Data shown:
====

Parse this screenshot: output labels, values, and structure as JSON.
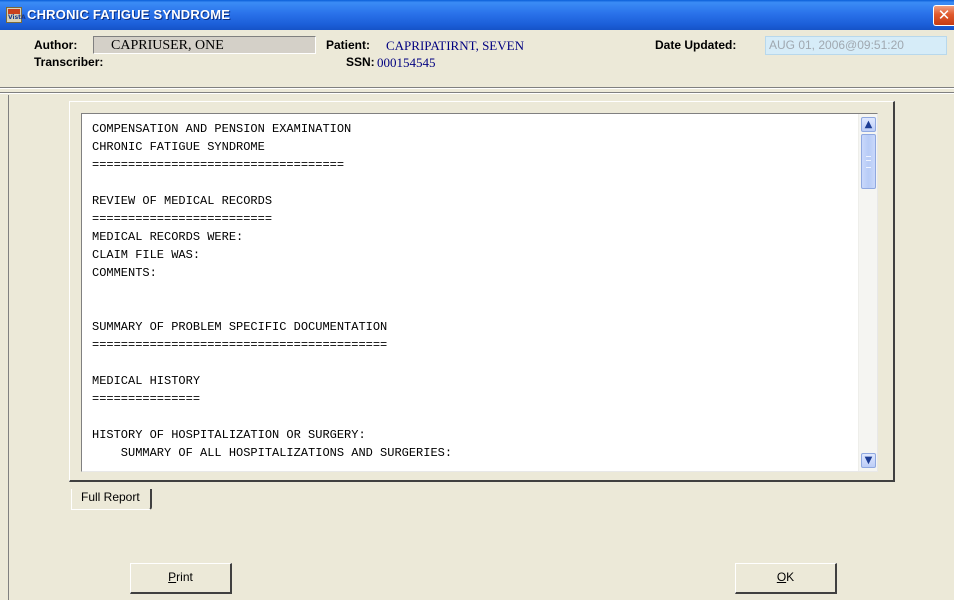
{
  "window": {
    "title": "CHRONIC FATIGUE SYNDROME",
    "icon": "app-logo-icon",
    "icon_text": "VistA",
    "close_icon": "close-icon"
  },
  "header": {
    "author_label": "Author:",
    "author_value": "CAPRIUSER, ONE",
    "transcriber_label": "Transcriber:",
    "patient_label": "Patient:",
    "patient_value": "CAPRIPATIRNT, SEVEN",
    "ssn_label": "SSN:",
    "ssn_value": "000154545",
    "date_label": "Date Updated:",
    "date_value": "AUG 01, 2006@09:51:20"
  },
  "report": {
    "lines": [
      "COMPENSATION AND PENSION EXAMINATION",
      "CHRONIC FATIGUE SYNDROME",
      "===================================",
      "",
      "REVIEW OF MEDICAL RECORDS",
      "=========================",
      "MEDICAL RECORDS WERE:",
      "CLAIM FILE WAS:",
      "COMMENTS:",
      "",
      "",
      "SUMMARY OF PROBLEM SPECIFIC DOCUMENTATION",
      "=========================================",
      "",
      "MEDICAL HISTORY",
      "===============",
      "",
      "HISTORY OF HOSPITALIZATION OR SURGERY:",
      "    SUMMARY OF ALL HOSPITALIZATIONS AND SURGERIES:"
    ],
    "scroll_position": 0.0
  },
  "tabs": [
    {
      "label": "Full Report",
      "selected": true
    }
  ],
  "buttons": {
    "print_label_accel": "P",
    "print_label_rest": "rint",
    "ok_label_accel": "O",
    "ok_label_rest": "K"
  },
  "colors": {
    "titlebar": "#1c5fd9",
    "window_bg": "#ece9d8",
    "value_text": "#000080",
    "close_button": "#e0582c"
  }
}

====

To do: Scan the material above. Return every line containing the string "RECORDS".

The completed task:
      "REVIEW OF MEDICAL RECORDS",
      "MEDICAL RECORDS WERE:",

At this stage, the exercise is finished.